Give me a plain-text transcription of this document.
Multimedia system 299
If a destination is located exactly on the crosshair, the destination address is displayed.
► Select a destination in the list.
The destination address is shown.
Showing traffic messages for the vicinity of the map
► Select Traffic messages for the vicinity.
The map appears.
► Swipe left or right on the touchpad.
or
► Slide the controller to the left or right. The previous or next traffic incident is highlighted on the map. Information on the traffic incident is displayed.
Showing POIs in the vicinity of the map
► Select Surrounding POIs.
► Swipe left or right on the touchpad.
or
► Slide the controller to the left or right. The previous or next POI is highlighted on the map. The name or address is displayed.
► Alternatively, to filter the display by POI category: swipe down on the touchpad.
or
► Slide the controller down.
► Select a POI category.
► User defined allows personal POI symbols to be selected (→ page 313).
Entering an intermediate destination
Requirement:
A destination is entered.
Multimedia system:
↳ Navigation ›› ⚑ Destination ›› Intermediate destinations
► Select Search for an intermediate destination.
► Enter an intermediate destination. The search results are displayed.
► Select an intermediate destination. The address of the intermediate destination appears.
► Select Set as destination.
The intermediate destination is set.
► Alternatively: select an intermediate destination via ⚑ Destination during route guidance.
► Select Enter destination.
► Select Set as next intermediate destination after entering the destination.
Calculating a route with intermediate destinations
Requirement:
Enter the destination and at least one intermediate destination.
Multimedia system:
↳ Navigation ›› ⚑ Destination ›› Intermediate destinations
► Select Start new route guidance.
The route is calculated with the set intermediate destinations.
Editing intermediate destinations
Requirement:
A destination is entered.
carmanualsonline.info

REQUIREMENTS: List each line in the listing that contains the string "right".

EXERCISE ANSWER:
► Swipe left or right on the touchpad.
► Slide the controller to the left or right. The previous or next traffic incident is highlighted on the map. Information on the traffic incident is displayed.
► Swipe left or right on the touchpad.
► Slide the controller to the left or right. The previous or next POI is highlighted on the map. The name or address is displayed.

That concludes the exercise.